***** Texto extraído *****
Restrições da dieta cetogênica
A dieta cetogênica pura é muito restritiva e difícil de seguir. Ela reza que 80% das calorias precisam vir de ácidos graxos saudáveis de cadeia média, tais como aqueles encontrados em óleo de coco e de dendê. Apenas 20% das calorias podem vir combinadamente dos carboidratos e proteína. Esta dieta vai levar a um aumento dramático nos corpos cetônicos e a um decréscimo na glicose e insulina.
Quando uma pessoa come comidas que contém ácidos graxos de cadeia média, eles são absorvidos pelo intestino delgado e transportados diretamente ao fígado, onde são parcialmente convertidos em cetonas e liberados na corrente sanguínea.
Os óleos normalmente consumidos nos EUA, tais como soja, canola, milho, amendoim, gergelim e oliva, não contêm qualquer ácido graxo de cadeia média. Algumas comidas que os contêm são leite de cabra, leite de vaca integral, manteiga, creme de leite, queijo de cabra e queijo feta. Estes não tem nem de perto as concentrações encontradas em óleo de coco e dendê, que contêm entre 55 e 60% de ácidos graxos de cadeia média.
*****
• **Tarefas**
1) Troque "queijo feta" por "queijo de ovelha" no texto sobre a dieta cetogênica e reescreva o trecho que vai de "Quando uma pessoa" até "graxos de cadeia média.".
2) Quais óleos normalmente consumidos nos EUA não contêm nenhum ácido graxo de cadeia média, segundo o texto sobre a dieta cetogênica?
3) Retome o texto sobre a dieta cetogênica a partir do ponto em que ele termina.
Os registros são um material independente do texto.
***** Material fornecido *****
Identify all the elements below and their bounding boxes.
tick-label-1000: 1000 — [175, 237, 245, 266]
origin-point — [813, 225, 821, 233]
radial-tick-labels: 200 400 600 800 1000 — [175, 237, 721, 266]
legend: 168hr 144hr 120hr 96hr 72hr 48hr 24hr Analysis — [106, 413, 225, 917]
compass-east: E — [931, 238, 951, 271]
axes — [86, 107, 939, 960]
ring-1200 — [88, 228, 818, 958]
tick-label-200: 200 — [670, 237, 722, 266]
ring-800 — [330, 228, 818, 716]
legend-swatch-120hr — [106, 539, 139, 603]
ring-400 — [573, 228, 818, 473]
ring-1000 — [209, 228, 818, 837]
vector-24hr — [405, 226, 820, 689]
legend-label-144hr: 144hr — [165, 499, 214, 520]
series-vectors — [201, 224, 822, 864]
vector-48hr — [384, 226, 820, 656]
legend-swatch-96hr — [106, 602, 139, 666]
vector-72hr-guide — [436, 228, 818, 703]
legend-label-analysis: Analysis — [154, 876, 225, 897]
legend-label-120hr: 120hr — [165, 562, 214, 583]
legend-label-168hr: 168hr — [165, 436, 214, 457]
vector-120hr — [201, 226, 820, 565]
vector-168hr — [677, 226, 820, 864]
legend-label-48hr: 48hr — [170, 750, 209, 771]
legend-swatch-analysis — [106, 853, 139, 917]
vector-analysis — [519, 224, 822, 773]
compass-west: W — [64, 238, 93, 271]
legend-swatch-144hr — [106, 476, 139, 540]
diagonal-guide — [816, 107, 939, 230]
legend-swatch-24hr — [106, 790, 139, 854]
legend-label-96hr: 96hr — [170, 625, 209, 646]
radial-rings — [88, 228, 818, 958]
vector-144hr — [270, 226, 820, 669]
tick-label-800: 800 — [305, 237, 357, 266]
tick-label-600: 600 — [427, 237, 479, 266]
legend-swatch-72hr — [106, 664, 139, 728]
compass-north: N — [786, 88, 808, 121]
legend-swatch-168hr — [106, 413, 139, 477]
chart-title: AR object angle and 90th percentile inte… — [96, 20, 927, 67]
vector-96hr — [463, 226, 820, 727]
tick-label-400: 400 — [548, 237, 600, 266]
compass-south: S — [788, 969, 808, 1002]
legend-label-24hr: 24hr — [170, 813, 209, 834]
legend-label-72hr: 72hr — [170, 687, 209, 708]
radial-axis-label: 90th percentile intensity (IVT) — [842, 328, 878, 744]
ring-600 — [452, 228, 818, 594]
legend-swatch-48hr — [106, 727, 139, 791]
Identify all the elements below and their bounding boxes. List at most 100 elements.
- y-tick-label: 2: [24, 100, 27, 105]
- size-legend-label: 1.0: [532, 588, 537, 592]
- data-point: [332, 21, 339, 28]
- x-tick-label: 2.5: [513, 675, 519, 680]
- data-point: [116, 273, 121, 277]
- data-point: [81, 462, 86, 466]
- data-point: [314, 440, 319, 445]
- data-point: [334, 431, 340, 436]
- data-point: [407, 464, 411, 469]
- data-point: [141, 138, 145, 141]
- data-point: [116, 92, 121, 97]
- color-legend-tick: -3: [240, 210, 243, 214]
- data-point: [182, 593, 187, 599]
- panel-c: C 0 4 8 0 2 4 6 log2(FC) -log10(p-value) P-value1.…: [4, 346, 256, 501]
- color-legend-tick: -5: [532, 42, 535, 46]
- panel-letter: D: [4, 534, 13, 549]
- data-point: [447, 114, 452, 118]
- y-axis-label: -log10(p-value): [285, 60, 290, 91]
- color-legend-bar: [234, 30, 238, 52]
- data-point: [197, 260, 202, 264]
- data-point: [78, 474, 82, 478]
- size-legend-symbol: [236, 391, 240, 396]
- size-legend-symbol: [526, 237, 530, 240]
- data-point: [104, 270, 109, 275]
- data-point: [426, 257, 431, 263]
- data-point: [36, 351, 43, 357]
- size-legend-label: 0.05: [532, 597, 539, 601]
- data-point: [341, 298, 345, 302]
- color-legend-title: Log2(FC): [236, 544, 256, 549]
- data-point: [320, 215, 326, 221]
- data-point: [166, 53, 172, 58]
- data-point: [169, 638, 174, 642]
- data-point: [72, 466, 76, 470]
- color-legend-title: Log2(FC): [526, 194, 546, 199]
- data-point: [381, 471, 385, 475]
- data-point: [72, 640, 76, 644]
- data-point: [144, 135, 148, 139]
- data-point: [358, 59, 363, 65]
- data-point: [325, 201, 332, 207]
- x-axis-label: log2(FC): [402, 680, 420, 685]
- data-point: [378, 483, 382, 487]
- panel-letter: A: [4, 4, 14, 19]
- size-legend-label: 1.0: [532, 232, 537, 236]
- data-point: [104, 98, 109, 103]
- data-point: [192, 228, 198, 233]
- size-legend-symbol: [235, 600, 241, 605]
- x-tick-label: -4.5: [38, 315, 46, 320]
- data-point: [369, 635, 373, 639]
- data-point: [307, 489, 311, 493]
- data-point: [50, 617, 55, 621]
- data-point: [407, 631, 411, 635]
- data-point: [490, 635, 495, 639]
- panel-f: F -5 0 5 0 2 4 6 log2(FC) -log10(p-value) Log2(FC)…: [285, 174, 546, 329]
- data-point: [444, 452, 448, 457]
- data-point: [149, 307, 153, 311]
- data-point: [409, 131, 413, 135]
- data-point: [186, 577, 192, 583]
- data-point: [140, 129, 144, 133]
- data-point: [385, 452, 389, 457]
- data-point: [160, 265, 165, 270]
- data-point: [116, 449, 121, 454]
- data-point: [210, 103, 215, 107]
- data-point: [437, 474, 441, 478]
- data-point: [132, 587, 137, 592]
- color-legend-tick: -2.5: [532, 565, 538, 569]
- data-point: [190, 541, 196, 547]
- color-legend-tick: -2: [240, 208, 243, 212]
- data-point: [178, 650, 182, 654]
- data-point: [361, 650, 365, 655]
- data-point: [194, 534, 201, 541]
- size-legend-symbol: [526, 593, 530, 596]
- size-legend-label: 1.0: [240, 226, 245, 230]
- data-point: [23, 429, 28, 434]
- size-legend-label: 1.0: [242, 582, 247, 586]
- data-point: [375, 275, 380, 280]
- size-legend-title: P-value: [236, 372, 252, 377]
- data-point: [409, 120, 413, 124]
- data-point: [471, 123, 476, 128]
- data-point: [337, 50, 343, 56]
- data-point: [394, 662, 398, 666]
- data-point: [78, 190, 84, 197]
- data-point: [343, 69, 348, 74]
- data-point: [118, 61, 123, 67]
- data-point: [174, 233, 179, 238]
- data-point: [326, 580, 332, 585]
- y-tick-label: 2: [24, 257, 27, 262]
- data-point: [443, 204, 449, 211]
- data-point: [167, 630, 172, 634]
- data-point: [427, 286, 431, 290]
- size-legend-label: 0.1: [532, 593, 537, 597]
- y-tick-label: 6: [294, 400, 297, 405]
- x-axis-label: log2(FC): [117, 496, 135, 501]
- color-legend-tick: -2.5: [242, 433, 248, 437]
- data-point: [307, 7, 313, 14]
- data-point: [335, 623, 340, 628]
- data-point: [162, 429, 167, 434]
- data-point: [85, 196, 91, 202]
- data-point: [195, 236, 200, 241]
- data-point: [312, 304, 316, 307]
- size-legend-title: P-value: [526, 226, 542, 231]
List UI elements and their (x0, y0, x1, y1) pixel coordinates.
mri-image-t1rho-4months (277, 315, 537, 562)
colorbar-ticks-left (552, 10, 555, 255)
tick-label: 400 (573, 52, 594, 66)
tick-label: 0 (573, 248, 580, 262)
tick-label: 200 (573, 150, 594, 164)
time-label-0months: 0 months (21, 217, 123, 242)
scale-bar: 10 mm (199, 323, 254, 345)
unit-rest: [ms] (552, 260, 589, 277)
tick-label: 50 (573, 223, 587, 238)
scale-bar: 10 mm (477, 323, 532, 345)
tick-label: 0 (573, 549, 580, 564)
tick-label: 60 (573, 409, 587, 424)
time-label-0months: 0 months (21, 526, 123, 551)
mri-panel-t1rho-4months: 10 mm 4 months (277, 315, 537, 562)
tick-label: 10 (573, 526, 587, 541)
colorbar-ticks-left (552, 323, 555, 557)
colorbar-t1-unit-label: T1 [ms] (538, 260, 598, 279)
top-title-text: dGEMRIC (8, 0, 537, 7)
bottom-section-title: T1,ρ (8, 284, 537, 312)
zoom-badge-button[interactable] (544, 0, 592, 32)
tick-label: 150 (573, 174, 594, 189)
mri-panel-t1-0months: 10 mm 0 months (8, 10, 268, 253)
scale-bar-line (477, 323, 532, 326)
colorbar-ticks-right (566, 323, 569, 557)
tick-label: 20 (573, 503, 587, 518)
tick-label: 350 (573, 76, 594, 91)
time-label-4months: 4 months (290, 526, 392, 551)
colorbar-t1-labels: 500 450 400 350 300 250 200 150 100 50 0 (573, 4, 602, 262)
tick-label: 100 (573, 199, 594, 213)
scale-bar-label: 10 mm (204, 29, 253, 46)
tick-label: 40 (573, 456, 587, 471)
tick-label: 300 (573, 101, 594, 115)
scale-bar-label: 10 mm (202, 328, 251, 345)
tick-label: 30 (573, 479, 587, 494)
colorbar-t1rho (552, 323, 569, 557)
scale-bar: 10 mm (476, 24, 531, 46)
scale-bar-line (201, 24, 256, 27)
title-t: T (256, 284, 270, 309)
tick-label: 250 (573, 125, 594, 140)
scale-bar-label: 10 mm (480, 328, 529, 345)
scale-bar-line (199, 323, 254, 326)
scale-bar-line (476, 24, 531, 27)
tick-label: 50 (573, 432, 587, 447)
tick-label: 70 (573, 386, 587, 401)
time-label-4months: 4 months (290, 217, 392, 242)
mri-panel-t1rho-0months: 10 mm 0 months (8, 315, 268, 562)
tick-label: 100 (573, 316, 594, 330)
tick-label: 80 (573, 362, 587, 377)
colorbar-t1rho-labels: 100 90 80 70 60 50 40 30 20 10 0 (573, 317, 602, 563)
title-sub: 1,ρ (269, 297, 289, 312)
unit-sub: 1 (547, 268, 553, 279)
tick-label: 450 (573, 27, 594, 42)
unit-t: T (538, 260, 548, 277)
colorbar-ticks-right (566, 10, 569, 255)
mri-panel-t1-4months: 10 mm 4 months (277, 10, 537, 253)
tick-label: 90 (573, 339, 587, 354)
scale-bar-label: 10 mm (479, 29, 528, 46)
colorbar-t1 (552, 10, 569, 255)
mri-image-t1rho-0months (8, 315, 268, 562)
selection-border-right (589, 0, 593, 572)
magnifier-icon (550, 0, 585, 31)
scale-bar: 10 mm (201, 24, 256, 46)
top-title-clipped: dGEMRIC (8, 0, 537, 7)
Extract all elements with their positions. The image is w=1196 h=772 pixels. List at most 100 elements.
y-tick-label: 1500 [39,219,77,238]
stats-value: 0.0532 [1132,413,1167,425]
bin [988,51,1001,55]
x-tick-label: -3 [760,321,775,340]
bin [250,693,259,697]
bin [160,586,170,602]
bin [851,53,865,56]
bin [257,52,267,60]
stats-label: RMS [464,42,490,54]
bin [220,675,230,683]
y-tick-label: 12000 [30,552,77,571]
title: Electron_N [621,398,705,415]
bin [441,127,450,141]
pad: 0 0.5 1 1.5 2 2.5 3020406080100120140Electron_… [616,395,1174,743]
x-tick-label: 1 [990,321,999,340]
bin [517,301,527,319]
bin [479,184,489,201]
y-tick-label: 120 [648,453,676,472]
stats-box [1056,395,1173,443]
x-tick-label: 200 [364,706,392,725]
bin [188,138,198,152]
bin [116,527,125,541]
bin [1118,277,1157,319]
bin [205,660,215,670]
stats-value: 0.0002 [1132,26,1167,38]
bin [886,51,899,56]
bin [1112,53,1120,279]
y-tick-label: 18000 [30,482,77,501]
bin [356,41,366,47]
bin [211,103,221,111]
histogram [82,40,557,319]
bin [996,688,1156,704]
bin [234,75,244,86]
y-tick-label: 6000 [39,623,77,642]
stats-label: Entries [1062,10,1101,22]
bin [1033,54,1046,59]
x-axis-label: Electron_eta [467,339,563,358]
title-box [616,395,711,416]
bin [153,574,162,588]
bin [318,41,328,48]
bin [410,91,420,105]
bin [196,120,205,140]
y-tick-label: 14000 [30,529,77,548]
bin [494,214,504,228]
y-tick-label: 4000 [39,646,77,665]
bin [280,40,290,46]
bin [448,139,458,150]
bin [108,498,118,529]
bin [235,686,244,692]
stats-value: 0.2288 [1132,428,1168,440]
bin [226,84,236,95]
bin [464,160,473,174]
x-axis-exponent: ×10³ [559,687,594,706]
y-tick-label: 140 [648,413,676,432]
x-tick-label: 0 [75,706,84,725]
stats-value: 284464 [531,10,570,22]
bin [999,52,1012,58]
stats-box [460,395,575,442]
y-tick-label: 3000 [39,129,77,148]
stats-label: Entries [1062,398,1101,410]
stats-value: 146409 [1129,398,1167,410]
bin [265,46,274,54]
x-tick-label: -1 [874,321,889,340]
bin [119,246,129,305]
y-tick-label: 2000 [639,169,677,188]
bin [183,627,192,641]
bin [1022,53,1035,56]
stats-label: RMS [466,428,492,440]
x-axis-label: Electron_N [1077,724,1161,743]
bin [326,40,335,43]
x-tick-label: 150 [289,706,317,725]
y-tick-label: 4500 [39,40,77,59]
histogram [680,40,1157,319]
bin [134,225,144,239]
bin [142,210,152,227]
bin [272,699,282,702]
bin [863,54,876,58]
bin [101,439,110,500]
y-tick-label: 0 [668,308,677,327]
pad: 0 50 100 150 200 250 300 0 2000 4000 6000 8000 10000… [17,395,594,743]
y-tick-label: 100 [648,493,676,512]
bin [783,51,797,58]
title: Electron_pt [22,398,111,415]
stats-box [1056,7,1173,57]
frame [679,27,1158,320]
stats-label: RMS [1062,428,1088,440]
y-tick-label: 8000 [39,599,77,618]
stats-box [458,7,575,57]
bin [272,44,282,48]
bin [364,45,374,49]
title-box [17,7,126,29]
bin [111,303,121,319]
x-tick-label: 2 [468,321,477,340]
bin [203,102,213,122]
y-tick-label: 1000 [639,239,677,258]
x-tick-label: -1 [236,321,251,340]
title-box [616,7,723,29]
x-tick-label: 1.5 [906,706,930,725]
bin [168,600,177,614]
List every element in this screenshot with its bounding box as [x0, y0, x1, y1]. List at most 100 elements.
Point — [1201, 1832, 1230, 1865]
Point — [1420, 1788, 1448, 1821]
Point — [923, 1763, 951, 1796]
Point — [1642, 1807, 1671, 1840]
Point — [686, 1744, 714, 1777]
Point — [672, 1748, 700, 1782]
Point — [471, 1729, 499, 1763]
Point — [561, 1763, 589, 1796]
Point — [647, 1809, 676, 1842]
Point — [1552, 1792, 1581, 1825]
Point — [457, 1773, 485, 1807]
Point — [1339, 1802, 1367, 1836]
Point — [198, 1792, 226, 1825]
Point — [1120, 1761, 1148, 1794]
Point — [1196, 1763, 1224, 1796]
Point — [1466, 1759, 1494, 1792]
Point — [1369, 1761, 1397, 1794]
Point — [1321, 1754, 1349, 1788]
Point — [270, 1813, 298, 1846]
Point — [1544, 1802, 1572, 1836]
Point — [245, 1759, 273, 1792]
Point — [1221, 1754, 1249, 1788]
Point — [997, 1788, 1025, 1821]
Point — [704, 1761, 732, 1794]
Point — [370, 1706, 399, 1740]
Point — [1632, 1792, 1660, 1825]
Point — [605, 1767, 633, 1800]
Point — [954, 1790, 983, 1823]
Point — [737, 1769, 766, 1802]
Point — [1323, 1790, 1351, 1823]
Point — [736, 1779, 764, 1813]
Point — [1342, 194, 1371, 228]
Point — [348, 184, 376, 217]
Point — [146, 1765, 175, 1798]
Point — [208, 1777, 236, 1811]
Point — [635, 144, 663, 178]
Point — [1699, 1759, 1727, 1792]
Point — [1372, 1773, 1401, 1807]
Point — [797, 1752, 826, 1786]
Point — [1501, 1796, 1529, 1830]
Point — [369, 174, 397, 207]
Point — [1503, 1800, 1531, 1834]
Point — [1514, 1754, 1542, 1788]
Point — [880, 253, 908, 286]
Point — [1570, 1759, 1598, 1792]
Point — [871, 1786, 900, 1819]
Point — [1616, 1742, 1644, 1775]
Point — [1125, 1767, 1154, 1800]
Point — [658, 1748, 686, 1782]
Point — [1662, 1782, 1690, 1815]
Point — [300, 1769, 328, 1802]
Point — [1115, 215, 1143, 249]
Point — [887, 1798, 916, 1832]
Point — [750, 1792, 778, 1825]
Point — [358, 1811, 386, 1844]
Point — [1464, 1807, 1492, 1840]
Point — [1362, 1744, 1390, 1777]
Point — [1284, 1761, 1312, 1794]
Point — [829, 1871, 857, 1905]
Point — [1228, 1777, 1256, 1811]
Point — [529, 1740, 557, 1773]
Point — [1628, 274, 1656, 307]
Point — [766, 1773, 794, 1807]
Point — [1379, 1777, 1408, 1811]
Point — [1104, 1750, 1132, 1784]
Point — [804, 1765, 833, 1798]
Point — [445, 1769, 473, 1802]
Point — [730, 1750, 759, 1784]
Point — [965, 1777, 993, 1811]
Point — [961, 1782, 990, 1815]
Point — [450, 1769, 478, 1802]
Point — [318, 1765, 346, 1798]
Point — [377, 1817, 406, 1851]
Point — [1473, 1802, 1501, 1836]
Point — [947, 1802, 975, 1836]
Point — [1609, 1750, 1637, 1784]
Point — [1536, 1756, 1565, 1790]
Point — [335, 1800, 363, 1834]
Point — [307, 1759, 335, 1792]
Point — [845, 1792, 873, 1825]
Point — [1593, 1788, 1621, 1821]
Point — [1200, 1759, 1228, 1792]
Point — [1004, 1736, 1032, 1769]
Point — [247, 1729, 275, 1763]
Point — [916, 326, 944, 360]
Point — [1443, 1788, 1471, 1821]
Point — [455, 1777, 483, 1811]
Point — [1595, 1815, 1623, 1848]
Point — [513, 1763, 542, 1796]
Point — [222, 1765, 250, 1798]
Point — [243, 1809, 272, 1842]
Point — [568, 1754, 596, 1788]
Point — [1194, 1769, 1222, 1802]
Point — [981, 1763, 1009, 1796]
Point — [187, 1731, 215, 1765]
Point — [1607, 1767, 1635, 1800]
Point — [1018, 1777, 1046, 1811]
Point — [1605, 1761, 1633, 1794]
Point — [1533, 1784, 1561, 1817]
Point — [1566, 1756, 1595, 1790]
*****
• **Respostas**
1)
Quando uma pessoa come comidas que contém ácidos graxos de cadeia média, eles são absorvidos pelo intestino delgado e transportados diretamente ao fígado, onde são parcialmente convertidos em cetonas e liberados na corrente sanguínea.
Os óleos normalmente consumidos nos EUA, tais como soja, canola, milho, amendoim, gergelim e oliva, não contêm qualquer ácido graxo de cadeia média. Algumas comidas que os contêm são leite de cabra, leite de vaca integral, manteiga, creme de leite, queijo de cabra e queijo de ovelha. Estes não tem nem de perto as concentrações encontradas em óleo de coco e dendê, que contêm entre 55 e 60% de ácidos graxos de cadeia média.

2) Soja, canola, milho, amendoim, gergelim e oliva.

3)
Estas são gorduras saturadas, mas não comportam-se da mesma maneira, dentro do nosso corpo, que as gordudas saturadas de cadeia longa com as quais os doutores se preocupam. Elas são muito mais saudáveis que as gorduras saturadas de cadeia longa e as gorduras hidrogenadas.
As Dieta Atkins e South Beach são ambas derivadas da dieta cetogênica, não são tão rigorosas e mais fáceis de seguir. A Dieta Atkins permite quantidades ilimitadas de proteína – entretanto, e isso de certa forma vai contra o propósito da dieta [cetogênica], já que proteína pode ser convertida em glicose.
A Dieta South Beach permite mais carboidratos, mas tenta concentrar-se nos bons carboidratos – que tomam mais tempo para serem digeridos – e não usa carboidratos simples. Ambas as dietas podem produzir cetonas em pequenas quantidades, mas ainda assim são úteis para muitas desordens do metabolismo do açúcar.
Uma palvra sobre cetose: quando os doutores preocupam-se sobre possíveis perigos de aumentar os níveis de cetonas, eles estão pensando em cetoacidose diabética – uma condição que potencialmente ameaça a vida, e que acontece em algumas pessoas com diabetes tipo 1. Os níveis de cetonas tornam-se perigosamente altos, chegando a 5-10 vezes mais altos que a situação de fome ou da dieta cetogênica clássica. Os níveis de cetonas são 50 vezes mais altos na cetoacidose diabética do que após consumir uma grande quantidade (20g) de óleo contendo triglicerídeos de cadeia média (MCT).
Há muitos livros de receitas para dieta cetogênica na internet. Óleo de coco e MCT estão disponíveis para venda online e na maioria das lojas de alimentação saudável.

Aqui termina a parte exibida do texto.